Objective>
In the listing that follows, count each line containing the string "label" and report only the count.
**** Source material
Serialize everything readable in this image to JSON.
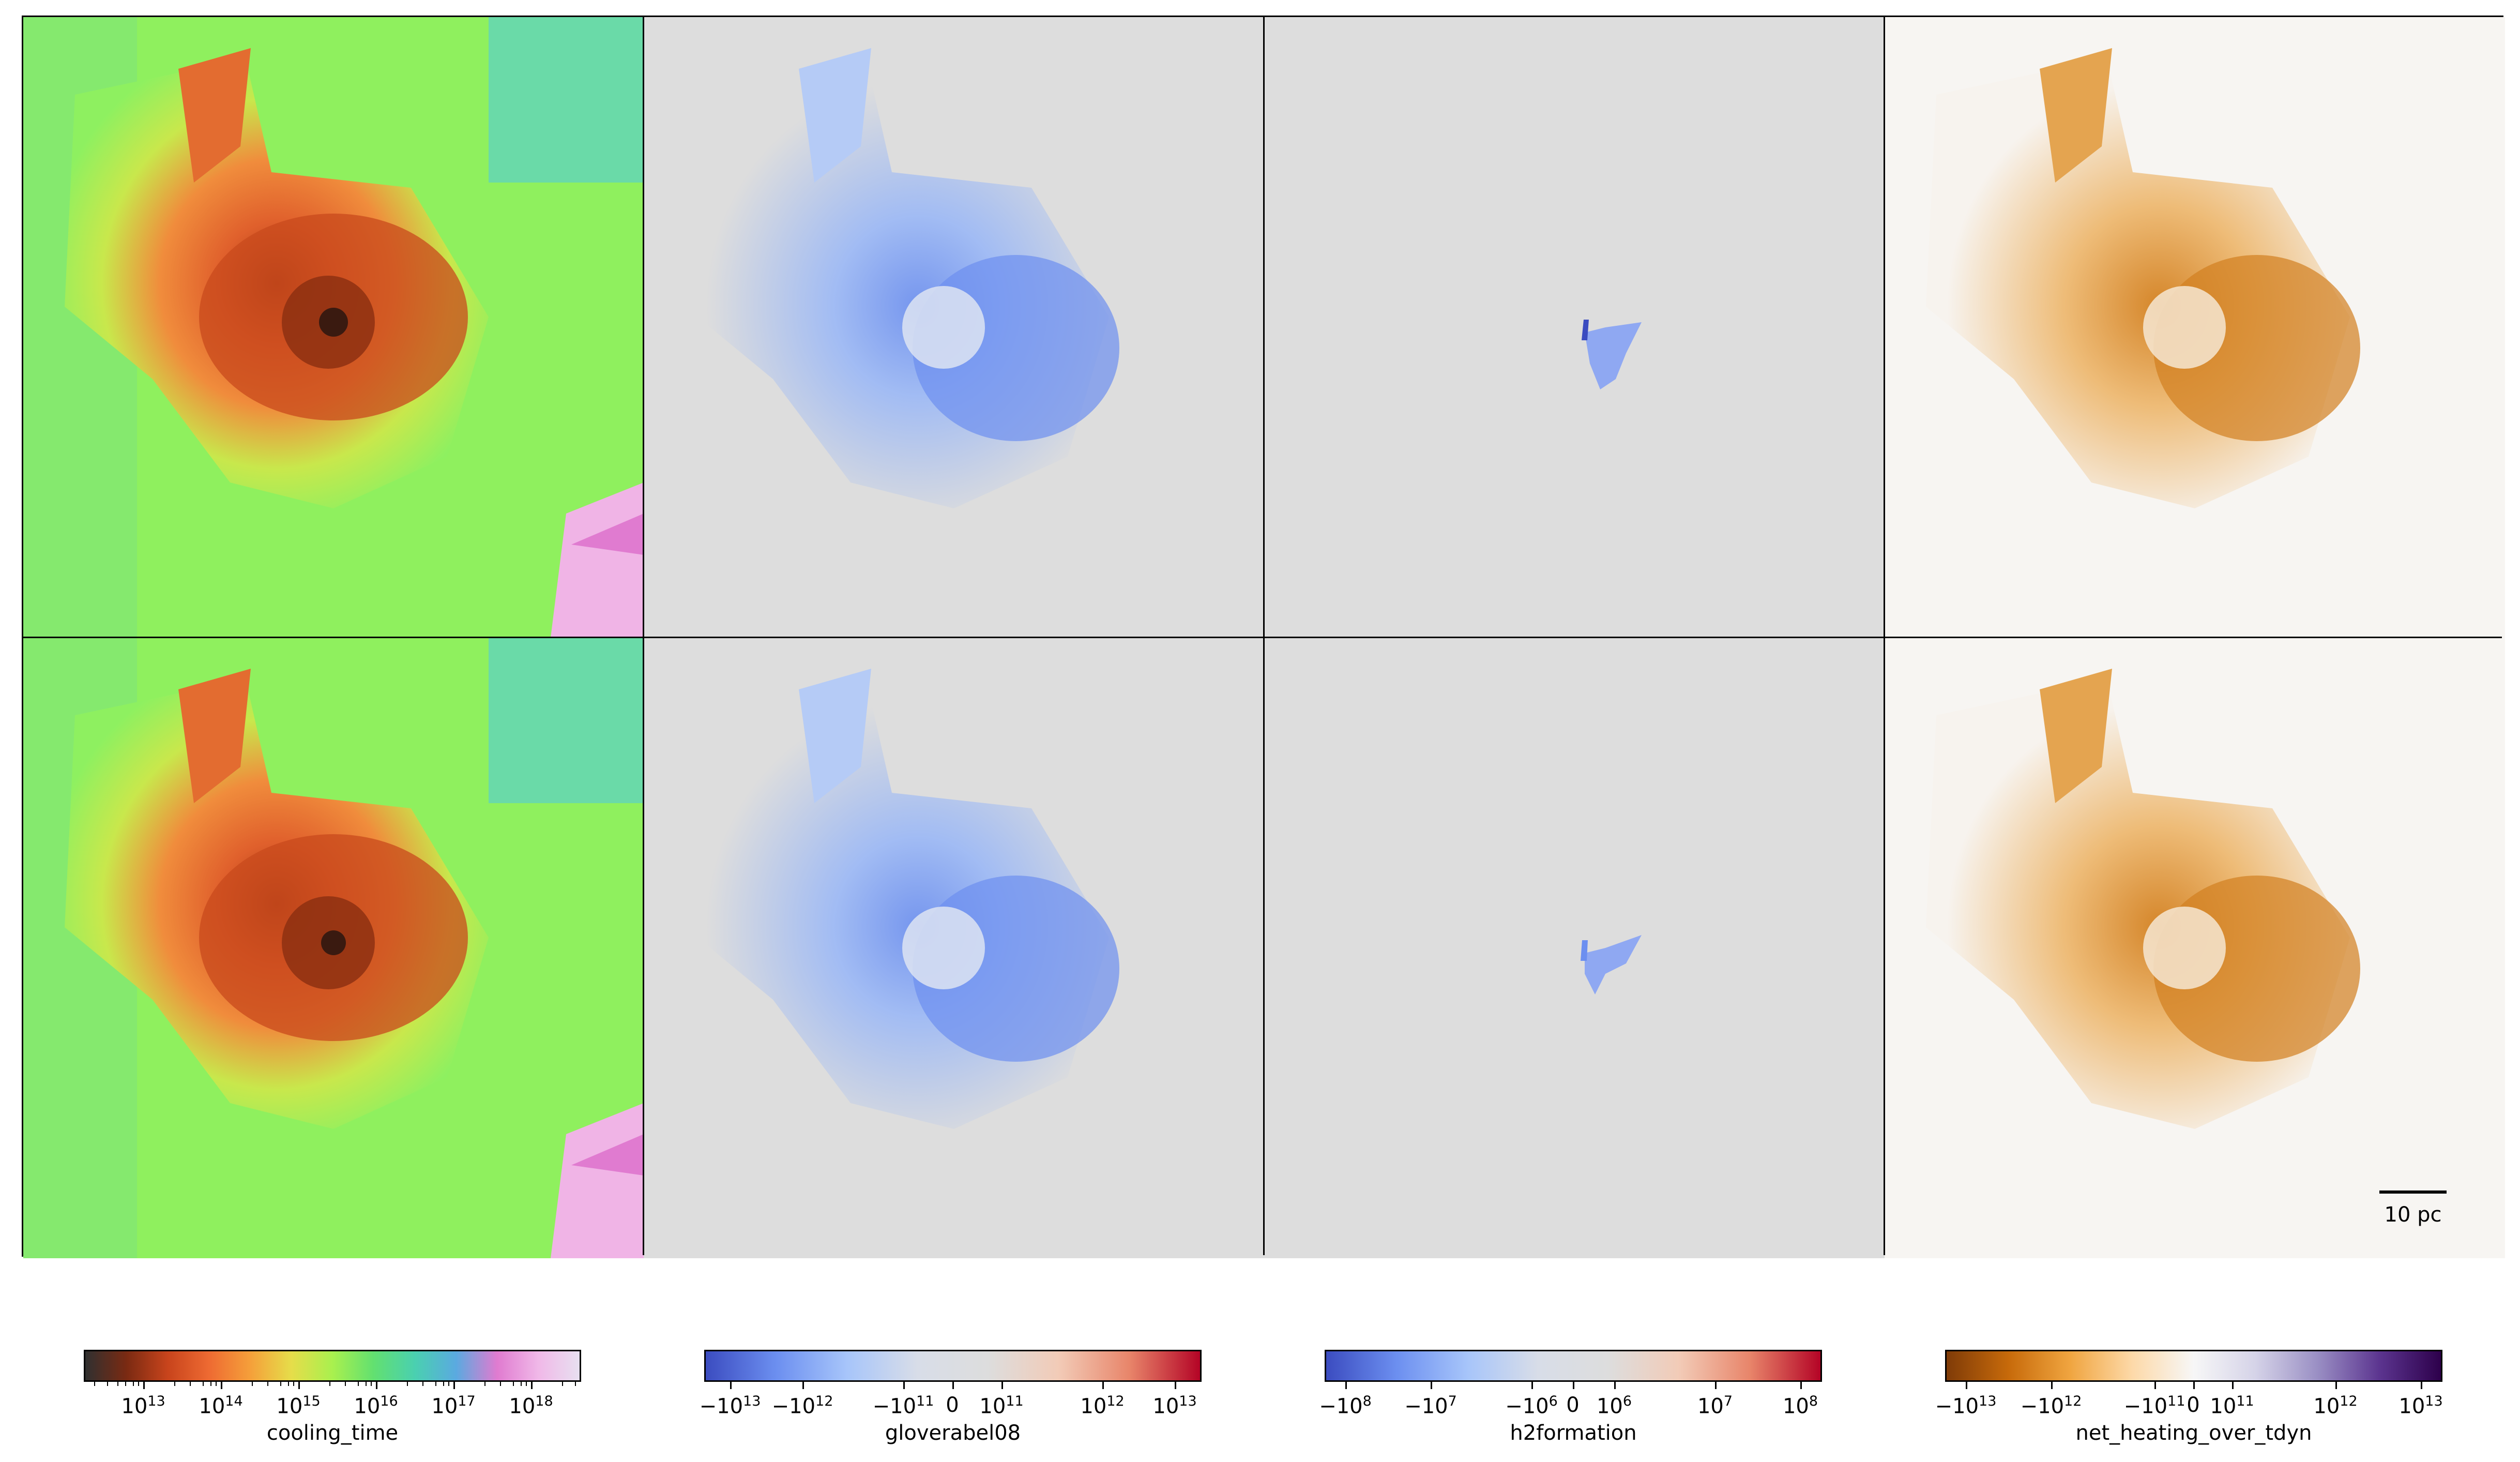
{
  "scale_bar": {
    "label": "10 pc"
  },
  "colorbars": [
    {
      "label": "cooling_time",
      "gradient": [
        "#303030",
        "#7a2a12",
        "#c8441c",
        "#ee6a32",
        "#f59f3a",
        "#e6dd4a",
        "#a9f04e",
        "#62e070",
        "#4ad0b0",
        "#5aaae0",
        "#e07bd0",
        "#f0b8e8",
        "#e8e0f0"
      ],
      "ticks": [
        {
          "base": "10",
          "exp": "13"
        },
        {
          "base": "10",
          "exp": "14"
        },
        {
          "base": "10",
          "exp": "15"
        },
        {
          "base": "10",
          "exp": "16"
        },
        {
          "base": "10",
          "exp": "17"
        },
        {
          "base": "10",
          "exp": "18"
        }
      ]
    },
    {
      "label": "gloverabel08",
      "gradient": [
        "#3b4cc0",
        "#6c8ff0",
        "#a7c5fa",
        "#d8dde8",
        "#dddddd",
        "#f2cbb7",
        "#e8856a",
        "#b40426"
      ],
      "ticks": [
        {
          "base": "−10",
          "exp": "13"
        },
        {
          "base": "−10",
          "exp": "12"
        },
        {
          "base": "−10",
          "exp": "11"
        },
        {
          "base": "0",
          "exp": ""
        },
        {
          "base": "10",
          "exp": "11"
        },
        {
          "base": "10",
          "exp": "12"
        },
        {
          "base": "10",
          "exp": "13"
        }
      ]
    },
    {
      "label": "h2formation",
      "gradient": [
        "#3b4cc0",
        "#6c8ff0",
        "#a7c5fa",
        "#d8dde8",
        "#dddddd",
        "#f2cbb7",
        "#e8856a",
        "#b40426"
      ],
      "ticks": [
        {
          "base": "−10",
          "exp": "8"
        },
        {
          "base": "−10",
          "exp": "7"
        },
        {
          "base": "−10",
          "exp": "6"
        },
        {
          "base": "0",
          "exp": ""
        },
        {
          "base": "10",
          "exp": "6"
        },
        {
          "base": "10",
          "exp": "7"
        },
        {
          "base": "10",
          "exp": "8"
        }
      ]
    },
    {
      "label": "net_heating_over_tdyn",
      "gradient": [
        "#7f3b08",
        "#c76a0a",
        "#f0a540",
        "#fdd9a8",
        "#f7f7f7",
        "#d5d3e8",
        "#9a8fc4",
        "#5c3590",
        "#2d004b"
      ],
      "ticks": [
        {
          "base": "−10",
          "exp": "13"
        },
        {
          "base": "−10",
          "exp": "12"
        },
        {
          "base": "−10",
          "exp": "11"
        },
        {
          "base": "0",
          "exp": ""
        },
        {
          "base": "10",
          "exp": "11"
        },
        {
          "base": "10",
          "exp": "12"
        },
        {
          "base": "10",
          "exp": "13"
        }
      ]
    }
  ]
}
********
Result of this exercise>
5